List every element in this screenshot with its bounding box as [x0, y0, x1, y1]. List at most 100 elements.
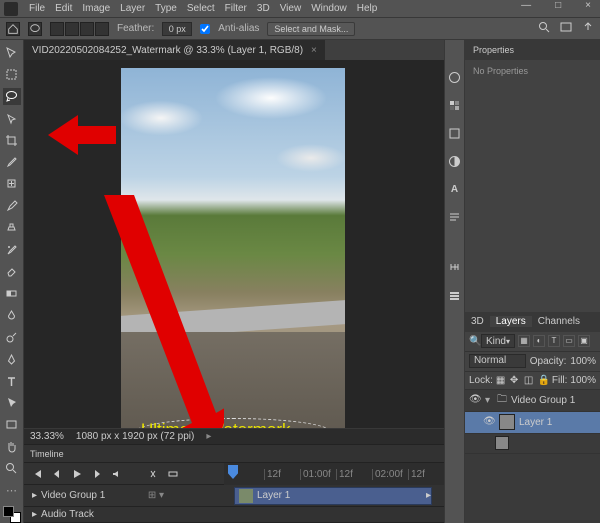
brush-settings-icon[interactable]: [445, 258, 463, 276]
marquee-tool[interactable]: [3, 66, 21, 83]
timeline-ruler[interactable]: 12f 01:00f 12f 02:00f 12f: [224, 463, 444, 485]
smart-object-thumbnail: [495, 436, 509, 450]
swatches-panel-icon[interactable]: [445, 96, 463, 114]
workspace-icon[interactable]: [560, 21, 572, 36]
close-tab-icon[interactable]: ×: [311, 45, 317, 56]
clone-stamp-tool[interactable]: [3, 219, 21, 236]
filter-shape-icon[interactable]: ▭: [563, 335, 575, 347]
layer-item[interactable]: 👁 Layer 1: [465, 412, 600, 434]
search-layers-icon[interactable]: 🔍: [469, 336, 478, 347]
fill-value[interactable]: 100%: [570, 375, 596, 386]
antialias-checkbox[interactable]: [200, 24, 210, 34]
history-brush-tool[interactable]: [3, 241, 21, 258]
menu-window[interactable]: Window: [306, 3, 352, 14]
canvas[interactable]: Ultimate Watermark: [24, 60, 444, 428]
blend-mode-dropdown[interactable]: Normal: [469, 354, 526, 368]
share-icon[interactable]: [582, 21, 594, 36]
gradient-tool[interactable]: [3, 285, 21, 302]
document-tab[interactable]: VID20220502084252_Watermark @ 33.3% (Lay…: [24, 40, 325, 60]
layer-group[interactable]: 👁 ▾ 🗀 Video Group 1: [465, 390, 600, 412]
type-tool[interactable]: [3, 373, 21, 390]
status-bar: 33.33% 1080 px x 1920 px (72 ppi) ▸: [24, 428, 444, 444]
paragraph-panel-icon[interactable]: [445, 208, 463, 226]
filter-smart-icon[interactable]: ▣: [578, 335, 590, 347]
menu-filter[interactable]: Filter: [220, 3, 252, 14]
lock-all-icon[interactable]: 🔒: [538, 375, 549, 386]
maximize-button[interactable]: □: [550, 0, 566, 11]
search-icon[interactable]: [538, 21, 550, 36]
next-frame-button[interactable]: [90, 467, 104, 481]
dodge-tool[interactable]: [3, 329, 21, 346]
menu-select[interactable]: Select: [182, 3, 220, 14]
expand-group-icon[interactable]: ▾: [485, 395, 493, 406]
menu-view[interactable]: View: [275, 3, 307, 14]
split-button[interactable]: [146, 467, 160, 481]
eyedropper-tool[interactable]: [3, 154, 21, 171]
play-button[interactable]: [70, 467, 84, 481]
timeline-tab[interactable]: Timeline: [24, 445, 444, 463]
tab-3d[interactable]: 3D: [465, 316, 490, 327]
pen-tool[interactable]: [3, 351, 21, 368]
mute-button[interactable]: [110, 467, 124, 481]
color-panel-icon[interactable]: [445, 68, 463, 86]
lock-position-icon[interactable]: ✥: [510, 375, 521, 386]
layer-item-smart[interactable]: [465, 434, 600, 454]
edit-toolbar[interactable]: ⋯: [3, 482, 21, 499]
playhead-icon[interactable]: [228, 465, 238, 479]
selection-subtract-icon[interactable]: [80, 22, 94, 36]
quick-selection-tool[interactable]: [3, 110, 21, 127]
menu-type[interactable]: Type: [150, 3, 182, 14]
zoom-tool[interactable]: [3, 460, 21, 477]
menu-file[interactable]: File: [24, 3, 50, 14]
filter-pixel-icon[interactable]: ▦: [518, 335, 530, 347]
brush-tool[interactable]: [3, 197, 21, 214]
expand-track-icon[interactable]: ▸: [32, 490, 37, 501]
selection-add-icon[interactable]: [65, 22, 79, 36]
home-icon[interactable]: [6, 22, 20, 36]
timeline-track-audio[interactable]: ▸ Audio Track: [24, 507, 224, 523]
tab-layers[interactable]: Layers: [490, 316, 532, 327]
properties-panel-header[interactable]: Properties: [465, 40, 600, 60]
zoom-level[interactable]: 33.33%: [30, 431, 64, 442]
lock-artboard-icon[interactable]: ◫: [524, 375, 535, 386]
selection-new-icon[interactable]: [50, 22, 64, 36]
minimize-button[interactable]: —: [516, 0, 536, 11]
filter-kind-dropdown[interactable]: Kind ▾: [481, 334, 515, 348]
history-panel-icon[interactable]: [445, 286, 463, 304]
color-swatches[interactable]: [3, 506, 21, 523]
eraser-tool[interactable]: [3, 263, 21, 280]
selection-intersect-icon[interactable]: [95, 22, 109, 36]
menu-edit[interactable]: Edit: [50, 3, 77, 14]
filter-adjustment-icon[interactable]: ◐: [533, 335, 545, 347]
feather-input[interactable]: [162, 22, 192, 36]
menu-help[interactable]: Help: [352, 3, 383, 14]
transition-button[interactable]: [166, 467, 180, 481]
menu-layer[interactable]: Layer: [115, 3, 150, 14]
blur-tool[interactable]: [3, 307, 21, 324]
go-to-first-frame-button[interactable]: [30, 467, 44, 481]
prev-frame-button[interactable]: [50, 467, 64, 481]
lasso-tool[interactable]: [3, 88, 21, 105]
path-selection-tool[interactable]: [3, 395, 21, 412]
adjustments-panel-icon[interactable]: [445, 152, 463, 170]
rectangle-tool[interactable]: [3, 416, 21, 433]
close-button[interactable]: ×: [580, 0, 596, 11]
character-panel-icon[interactable]: A: [445, 180, 463, 198]
select-and-mask-button[interactable]: Select and Mask...: [267, 22, 355, 36]
visibility-icon[interactable]: 👁: [483, 416, 495, 428]
lasso-tool-icon[interactable]: [28, 22, 42, 36]
menu-image[interactable]: Image: [77, 3, 115, 14]
visibility-icon[interactable]: 👁: [469, 394, 481, 406]
lock-pixels-icon[interactable]: ▦: [496, 375, 507, 386]
tab-channels[interactable]: Channels: [532, 316, 586, 327]
crop-tool[interactable]: [3, 132, 21, 149]
libraries-panel-icon[interactable]: [445, 124, 463, 142]
timeline-track-video[interactable]: ▸ Video Group 1 ⊞ ▾: [24, 485, 224, 507]
opacity-value[interactable]: 100%: [570, 356, 596, 367]
filter-type-icon[interactable]: T: [548, 335, 560, 347]
hand-tool[interactable]: [3, 438, 21, 455]
healing-brush-tool[interactable]: [3, 175, 21, 192]
menu-3d[interactable]: 3D: [252, 3, 275, 14]
timeline-clip[interactable]: Layer 1 ▸: [234, 487, 432, 505]
move-tool[interactable]: [3, 44, 21, 61]
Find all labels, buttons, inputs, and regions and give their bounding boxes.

■ **WORK INSTRUCTIONS**: Quote every line of the records above word for word, omitting the pictures.

■ **RESULT OF THIS EXERCISE**:
List every element in this screenshot with its bounding box as [x0, y0, x1, y1]. List at most 100 elements.
brush-settings-icon[interactable]: [445, 258, 463, 276]
marquee-tool[interactable]: [3, 66, 21, 83]
timeline-ruler[interactable]: 12f 01:00f 12f 02:00f 12f: [224, 463, 444, 485]
smart-object-thumbnail: [495, 436, 509, 450]
swatches-panel-icon[interactable]: [445, 96, 463, 114]
workspace-icon[interactable]: [560, 21, 572, 36]
close-tab-icon[interactable]: ×: [311, 45, 317, 56]
clone-stamp-tool[interactable]: [3, 219, 21, 236]
filter-shape-icon[interactable]: ▭: [563, 335, 575, 347]
layer-item[interactable]: 👁 Layer 1: [465, 412, 600, 434]
search-layers-icon[interactable]: 🔍: [469, 336, 478, 347]
fill-value[interactable]: 100%: [570, 375, 596, 386]
antialias-checkbox[interactable]: [200, 24, 210, 34]
history-brush-tool[interactable]: [3, 241, 21, 258]
menu-window[interactable]: Window: [306, 3, 352, 14]
canvas[interactable]: Ultimate Watermark: [24, 60, 444, 428]
blend-mode-dropdown[interactable]: Normal: [469, 354, 526, 368]
share-icon[interactable]: [582, 21, 594, 36]
gradient-tool[interactable]: [3, 285, 21, 302]
document-tab[interactable]: VID20220502084252_Watermark @ 33.3% (Lay…: [24, 40, 325, 60]
layer-group[interactable]: 👁 ▾ 🗀 Video Group 1: [465, 390, 600, 412]
type-tool[interactable]: [3, 373, 21, 390]
status-bar: 33.33% 1080 px x 1920 px (72 ppi) ▸: [24, 428, 444, 444]
paragraph-panel-icon[interactable]: [445, 208, 463, 226]
filter-smart-icon[interactable]: ▣: [578, 335, 590, 347]
menu-filter[interactable]: Filter: [220, 3, 252, 14]
lock-all-icon[interactable]: 🔒: [538, 375, 549, 386]
maximize-button[interactable]: □: [550, 0, 566, 11]
search-icon[interactable]: [538, 21, 550, 36]
next-frame-button[interactable]: [90, 467, 104, 481]
dodge-tool[interactable]: [3, 329, 21, 346]
menu-select[interactable]: Select: [182, 3, 220, 14]
expand-group-icon[interactable]: ▾: [485, 395, 493, 406]
menu-view[interactable]: View: [275, 3, 307, 14]
split-button[interactable]: [146, 467, 160, 481]
eyedropper-tool[interactable]: [3, 154, 21, 171]
play-button[interactable]: [70, 467, 84, 481]
timeline-tab[interactable]: Timeline: [24, 445, 444, 463]
tab-3d[interactable]: 3D: [465, 316, 490, 327]
pen-tool[interactable]: [3, 351, 21, 368]
mute-button[interactable]: [110, 467, 124, 481]
color-panel-icon[interactable]: [445, 68, 463, 86]
lock-position-icon[interactable]: ✥: [510, 375, 521, 386]
layer-item-smart[interactable]: [465, 434, 600, 454]
edit-toolbar[interactable]: ⋯: [3, 482, 21, 499]
playhead-icon[interactable]: [228, 465, 238, 479]
selection-subtract-icon[interactable]: [80, 22, 94, 36]
quick-selection-tool[interactable]: [3, 110, 21, 127]
menu-type[interactable]: Type: [150, 3, 182, 14]
zoom-tool[interactable]: [3, 460, 21, 477]
menu-file[interactable]: File: [24, 3, 50, 14]
filter-pixel-icon[interactable]: ▦: [518, 335, 530, 347]
brush-tool[interactable]: [3, 197, 21, 214]
expand-track-icon[interactable]: ▸: [32, 490, 37, 501]
selection-add-icon[interactable]: [65, 22, 79, 36]
home-icon[interactable]: [6, 22, 20, 36]
timeline-track-audio[interactable]: ▸ Audio Track: [24, 507, 224, 523]
tab-layers[interactable]: Layers: [490, 316, 532, 327]
properties-panel-header[interactable]: Properties: [465, 40, 600, 60]
zoom-level[interactable]: 33.33%: [30, 431, 64, 442]
lock-artboard-icon[interactable]: ◫: [524, 375, 535, 386]
selection-new-icon[interactable]: [50, 22, 64, 36]
minimize-button[interactable]: —: [516, 0, 536, 11]
filter-kind-dropdown[interactable]: Kind ▾: [481, 334, 515, 348]
history-panel-icon[interactable]: [445, 286, 463, 304]
color-swatches[interactable]: [3, 506, 21, 523]
eraser-tool[interactable]: [3, 263, 21, 280]
selection-intersect-icon[interactable]: [95, 22, 109, 36]
menu-edit[interactable]: Edit: [50, 3, 77, 14]
filter-adjustment-icon[interactable]: ◐: [533, 335, 545, 347]
feather-input[interactable]: [162, 22, 192, 36]
menu-help[interactable]: Help: [352, 3, 383, 14]
transition-button[interactable]: [166, 467, 180, 481]
menu-layer[interactable]: Layer: [115, 3, 150, 14]
blur-tool[interactable]: [3, 307, 21, 324]
go-to-first-frame-button[interactable]: [30, 467, 44, 481]
prev-frame-button[interactable]: [50, 467, 64, 481]
lasso-tool[interactable]: [3, 88, 21, 105]
path-selection-tool[interactable]: [3, 395, 21, 412]
adjustments-panel-icon[interactable]: [445, 152, 463, 170]
rectangle-tool[interactable]: [3, 416, 21, 433]
close-button[interactable]: ×: [580, 0, 596, 11]
character-panel-icon[interactable]: A: [445, 180, 463, 198]
select-and-mask-button[interactable]: Select and Mask...: [267, 22, 355, 36]
visibility-icon[interactable]: 👁: [483, 416, 495, 428]
lasso-tool-icon[interactable]: [28, 22, 42, 36]
menu-image[interactable]: Image: [77, 3, 115, 14]
visibility-icon[interactable]: 👁: [469, 394, 481, 406]
lock-pixels-icon[interactable]: ▦: [496, 375, 507, 386]
tab-channels[interactable]: Channels: [532, 316, 586, 327]
crop-tool[interactable]: [3, 132, 21, 149]
libraries-panel-icon[interactable]: [445, 124, 463, 142]
timeline-track-video[interactable]: ▸ Video Group 1 ⊞ ▾: [24, 485, 224, 507]
opacity-value[interactable]: 100%: [570, 356, 596, 367]
filter-type-icon[interactable]: T: [548, 335, 560, 347]
hand-tool[interactable]: [3, 438, 21, 455]
healing-brush-tool[interactable]: [3, 175, 21, 192]
menu-3d[interactable]: 3D: [252, 3, 275, 14]
timeline-clip[interactable]: Layer 1 ▸: [234, 487, 432, 505]
move-tool[interactable]: [3, 44, 21, 61]
Find all labels, buttons, inputs, and regions and give their bounding boxes.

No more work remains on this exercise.